Rows
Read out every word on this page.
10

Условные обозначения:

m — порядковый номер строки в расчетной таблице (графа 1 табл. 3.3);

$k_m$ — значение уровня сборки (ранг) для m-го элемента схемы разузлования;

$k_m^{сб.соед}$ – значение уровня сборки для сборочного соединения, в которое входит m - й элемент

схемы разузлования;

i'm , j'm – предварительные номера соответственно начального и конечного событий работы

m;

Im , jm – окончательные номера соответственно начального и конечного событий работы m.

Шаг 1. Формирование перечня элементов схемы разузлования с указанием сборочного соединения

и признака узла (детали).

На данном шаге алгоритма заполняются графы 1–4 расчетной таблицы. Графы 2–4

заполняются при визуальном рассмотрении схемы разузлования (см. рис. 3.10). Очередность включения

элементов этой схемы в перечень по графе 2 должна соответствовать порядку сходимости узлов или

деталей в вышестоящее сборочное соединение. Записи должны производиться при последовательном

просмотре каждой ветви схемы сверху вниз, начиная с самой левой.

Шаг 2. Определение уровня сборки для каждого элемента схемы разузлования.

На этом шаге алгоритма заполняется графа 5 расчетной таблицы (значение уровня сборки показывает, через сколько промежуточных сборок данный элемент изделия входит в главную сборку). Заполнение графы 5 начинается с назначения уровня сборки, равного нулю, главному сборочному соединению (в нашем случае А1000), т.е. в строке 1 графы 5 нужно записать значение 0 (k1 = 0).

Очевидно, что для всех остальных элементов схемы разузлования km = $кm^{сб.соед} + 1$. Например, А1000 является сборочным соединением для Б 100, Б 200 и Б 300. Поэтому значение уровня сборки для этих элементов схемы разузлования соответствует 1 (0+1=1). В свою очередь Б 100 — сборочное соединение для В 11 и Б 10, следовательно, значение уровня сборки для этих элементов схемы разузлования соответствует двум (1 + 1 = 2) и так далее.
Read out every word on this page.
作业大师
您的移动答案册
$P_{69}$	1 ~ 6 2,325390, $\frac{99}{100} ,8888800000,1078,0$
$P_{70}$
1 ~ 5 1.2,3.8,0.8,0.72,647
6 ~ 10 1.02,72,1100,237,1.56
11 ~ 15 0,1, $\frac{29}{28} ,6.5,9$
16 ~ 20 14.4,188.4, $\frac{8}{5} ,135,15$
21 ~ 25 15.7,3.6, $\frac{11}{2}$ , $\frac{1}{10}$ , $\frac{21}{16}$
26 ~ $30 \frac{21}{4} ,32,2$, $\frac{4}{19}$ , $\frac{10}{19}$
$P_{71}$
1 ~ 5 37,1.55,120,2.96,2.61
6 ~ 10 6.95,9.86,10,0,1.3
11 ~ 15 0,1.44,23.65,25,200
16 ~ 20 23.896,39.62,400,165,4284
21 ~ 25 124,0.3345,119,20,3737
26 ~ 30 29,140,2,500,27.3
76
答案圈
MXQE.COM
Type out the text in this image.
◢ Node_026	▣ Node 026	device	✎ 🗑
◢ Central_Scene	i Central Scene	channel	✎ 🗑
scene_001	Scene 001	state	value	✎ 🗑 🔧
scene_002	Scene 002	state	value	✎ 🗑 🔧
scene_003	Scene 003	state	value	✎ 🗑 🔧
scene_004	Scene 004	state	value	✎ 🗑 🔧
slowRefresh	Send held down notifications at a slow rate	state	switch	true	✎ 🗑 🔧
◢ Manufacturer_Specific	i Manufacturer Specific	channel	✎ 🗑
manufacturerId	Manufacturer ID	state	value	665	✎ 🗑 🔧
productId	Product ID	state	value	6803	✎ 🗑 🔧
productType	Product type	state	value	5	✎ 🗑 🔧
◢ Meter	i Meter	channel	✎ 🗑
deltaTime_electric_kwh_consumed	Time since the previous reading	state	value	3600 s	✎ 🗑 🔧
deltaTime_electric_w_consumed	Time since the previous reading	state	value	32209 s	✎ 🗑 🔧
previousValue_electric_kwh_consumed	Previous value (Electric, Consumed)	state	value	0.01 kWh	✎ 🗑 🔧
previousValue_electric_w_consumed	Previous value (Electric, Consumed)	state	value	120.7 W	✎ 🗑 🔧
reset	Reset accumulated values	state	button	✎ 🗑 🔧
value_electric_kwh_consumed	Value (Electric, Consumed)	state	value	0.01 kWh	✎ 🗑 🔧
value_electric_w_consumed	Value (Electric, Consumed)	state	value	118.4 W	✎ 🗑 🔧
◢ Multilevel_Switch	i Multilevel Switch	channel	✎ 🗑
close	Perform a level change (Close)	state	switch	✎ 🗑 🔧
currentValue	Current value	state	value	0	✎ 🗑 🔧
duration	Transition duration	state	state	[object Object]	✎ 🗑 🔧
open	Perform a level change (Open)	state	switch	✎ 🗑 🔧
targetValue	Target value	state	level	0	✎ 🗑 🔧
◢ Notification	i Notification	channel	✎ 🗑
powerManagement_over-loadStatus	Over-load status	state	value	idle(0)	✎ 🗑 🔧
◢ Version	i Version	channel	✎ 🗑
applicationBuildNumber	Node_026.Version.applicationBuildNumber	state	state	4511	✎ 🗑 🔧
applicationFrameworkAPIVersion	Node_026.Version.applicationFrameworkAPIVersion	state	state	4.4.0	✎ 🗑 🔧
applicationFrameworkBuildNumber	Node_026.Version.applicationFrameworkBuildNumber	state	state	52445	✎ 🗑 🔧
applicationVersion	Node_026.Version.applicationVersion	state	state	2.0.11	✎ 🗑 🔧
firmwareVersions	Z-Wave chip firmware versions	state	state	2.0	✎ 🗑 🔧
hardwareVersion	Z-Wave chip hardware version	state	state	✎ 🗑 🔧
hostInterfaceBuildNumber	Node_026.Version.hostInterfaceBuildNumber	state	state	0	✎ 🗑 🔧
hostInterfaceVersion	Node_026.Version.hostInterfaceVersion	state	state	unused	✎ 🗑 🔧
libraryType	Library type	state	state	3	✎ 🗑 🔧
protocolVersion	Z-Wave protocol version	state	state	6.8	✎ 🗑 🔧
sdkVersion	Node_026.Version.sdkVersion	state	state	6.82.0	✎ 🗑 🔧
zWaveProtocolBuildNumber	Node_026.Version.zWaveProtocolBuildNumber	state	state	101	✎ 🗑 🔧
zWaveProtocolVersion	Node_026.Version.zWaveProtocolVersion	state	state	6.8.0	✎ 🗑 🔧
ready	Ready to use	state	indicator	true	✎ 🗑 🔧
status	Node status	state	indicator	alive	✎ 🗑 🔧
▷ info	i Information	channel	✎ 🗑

Requirements
Each line above must be reproduced exactly as it stands.

Result
Read out every word on this page.
10

Условные обозначения:

m — порядковый номер строки в расчетной таблице (графа 1 табл. 3.3);

$k_m$ — значение уровня сборки (ранг) для m-го элемента схемы разузлования;

$k_m^{сб.соед}$ – значение уровня сборки для сборочного соединения, в которое входит m - й элемент

схемы разузлования;

i'm , j'm – предварительные номера соответственно начального и конечного событий работы

m;

Im , jm – окончательные номера соответственно начального и конечного событий работы m.

Шаг 1. Формирование перечня элементов схемы разузлования с указанием сборочного соединения

и признака узла (детали).

На данном шаге алгоритма заполняются графы 1–4 расчетной таблицы. Графы 2–4

заполняются при визуальном рассмотрении схемы разузлования (см. рис. 3.10). Очередность включения

элементов этой схемы в перечень по графе 2 должна соответствовать порядку сходимости узлов или

деталей в вышестоящее сборочное соединение. Записи должны производиться при последовательном

просмотре каждой ветви схемы сверху вниз, начиная с самой левой.

Шаг 2. Определение уровня сборки для каждого элемента схемы разузлования.

На этом шаге алгоритма заполняется графа 5 расчетной таблицы (значение уровня сборки показывает, через сколько промежуточных сборок данный элемент изделия входит в главную сборку). Заполнение графы 5 начинается с назначения уровня сборки, равного нулю, главному сборочному соединению (в нашем случае А1000), т.е. в строке 1 графы 5 нужно записать значение 0 (k1 = 0).

Очевидно, что для всех остальных элементов схемы разузлования km = $кm^{сб.соед} + 1$. Например, А1000 является сборочным соединением для Б 100, Б 200 и Б 300. Поэтому значение уровня сборки для этих элементов схемы разузлования соответствует 1 (0+1=1). В свою очередь Б 100 — сборочное соединение для В 11 и Б 10, следовательно, значение уровня сборки для этих элементов схемы разузлования соответствует двум (1 + 1 = 2) и так далее.
Read out every word on this page.
作业大师
您的移动答案册
$P_{69}$	1 ~ 6 2,325390, $\frac{99}{100} ,8888800000,1078,0$
$P_{70}$
1 ~ 5 1.2,3.8,0.8,0.72,647
6 ~ 10 1.02,72,1100,237,1.56
11 ~ 15 0,1, $\frac{29}{28} ,6.5,9$
16 ~ 20 14.4,188.4, $\frac{8}{5} ,135,15$
21 ~ 25 15.7,3.6, $\frac{11}{2}$ , $\frac{1}{10}$ , $\frac{21}{16}$
26 ~ $30 \frac{21}{4} ,32,2$, $\frac{4}{19}$ , $\frac{10}{19}$
$P_{71}$
1 ~ 5 37,1.55,120,2.96,2.61
6 ~ 10 6.95,9.86,10,0,1.3
11 ~ 15 0,1.44,23.65,25,200
16 ~ 20 23.896,39.62,400,165,4284
21 ~ 25 124,0.3345,119,20,3737
26 ~ 30 29,140,2,500,27.3
76
答案圈
MXQE.COM
Type out the text in this image.
◢ Node_026	▣ Node 026	device	✎ 🗑
◢ Central_Scene	i Central Scene	channel	✎ 🗑
scene_001	Scene 001	state	value	✎ 🗑 🔧
scene_002	Scene 002	state	value	✎ 🗑 🔧
scene_003	Scene 003	state	value	✎ 🗑 🔧
scene_004	Scene 004	state	value	✎ 🗑 🔧
slowRefresh	Send held down notifications at a slow rate	state	switch	true	✎ 🗑 🔧
◢ Manufacturer_Specific	i Manufacturer Specific	channel	✎ 🗑
manufacturerId	Manufacturer ID	state	value	665	✎ 🗑 🔧
productId	Product ID	state	value	6803	✎ 🗑 🔧
productType	Product type	state	value	5	✎ 🗑 🔧
◢ Meter	i Meter	channel	✎ 🗑
deltaTime_electric_kwh_consumed	Time since the previous reading	state	value	3600 s	✎ 🗑 🔧
deltaTime_electric_w_consumed	Time since the previous reading	state	value	32209 s	✎ 🗑 🔧
previousValue_electric_kwh_consumed	Previous value (Electric, Consumed)	state	value	0.01 kWh	✎ 🗑 🔧
previousValue_electric_w_consumed	Previous value (Electric, Consumed)	state	value	120.7 W	✎ 🗑 🔧
reset	Reset accumulated values	state	button	✎ 🗑 🔧
value_electric_kwh_consumed	Value (Electric, Consumed)	state	value	0.01 kWh	✎ 🗑 🔧
value_electric_w_consumed	Value (Electric, Consumed)	state	value	118.4 W	✎ 🗑 🔧
◢ Multilevel_Switch	i Multilevel Switch	channel	✎ 🗑
close	Perform a level change (Close)	state	switch	✎ 🗑 🔧
currentValue	Current value	state	value	0	✎ 🗑 🔧
duration	Transition duration	state	state	[object Object]	✎ 🗑 🔧
open	Perform a level change (Open)	state	switch	✎ 🗑 🔧
targetValue	Target value	state	level	0	✎ 🗑 🔧
◢ Notification	i Notification	channel	✎ 🗑
powerManagement_over-loadStatus	Over-load status	state	value	idle(0)	✎ 🗑 🔧
◢ Version	i Version	channel	✎ 🗑
applicationBuildNumber	Node_026.Version.applicationBuildNumber	state	state	4511	✎ 🗑 🔧
applicationFrameworkAPIVersion	Node_026.Version.applicationFrameworkAPIVersion	state	state	4.4.0	✎ 🗑 🔧
applicationFrameworkBuildNumber	Node_026.Version.applicationFrameworkBuildNumber	state	state	52445	✎ 🗑 🔧
applicationVersion	Node_026.Version.applicationVersion	state	state	2.0.11	✎ 🗑 🔧
firmwareVersions	Z-Wave chip firmware versions	state	state	2.0	✎ 🗑 🔧
hardwareVersion	Z-Wave chip hardware version	state	state	✎ 🗑 🔧
hostInterfaceBuildNumber	Node_026.Version.hostInterfaceBuildNumber	state	state	0	✎ 🗑 🔧
hostInterfaceVersion	Node_026.Version.hostInterfaceVersion	state	state	unused	✎ 🗑 🔧
libraryType	Library type	state	state	3	✎ 🗑 🔧
protocolVersion	Z-Wave protocol version	state	state	6.8	✎ 🗑 🔧
sdkVersion	Node_026.Version.sdkVersion	state	state	6.82.0	✎ 🗑 🔧
zWaveProtocolBuildNumber	Node_026.Version.zWaveProtocolBuildNumber	state	state	101	✎ 🗑 🔧
zWaveProtocolVersion	Node_026.Version.zWaveProtocolVersion	state	state	6.8.0	✎ 🗑 🔧
ready	Ready to use	state	indicator	true	✎ 🗑 🔧
status	Node status	state	indicator	alive	✎ 🗑 🔧
▷ info	i Information	channel	✎ 🗑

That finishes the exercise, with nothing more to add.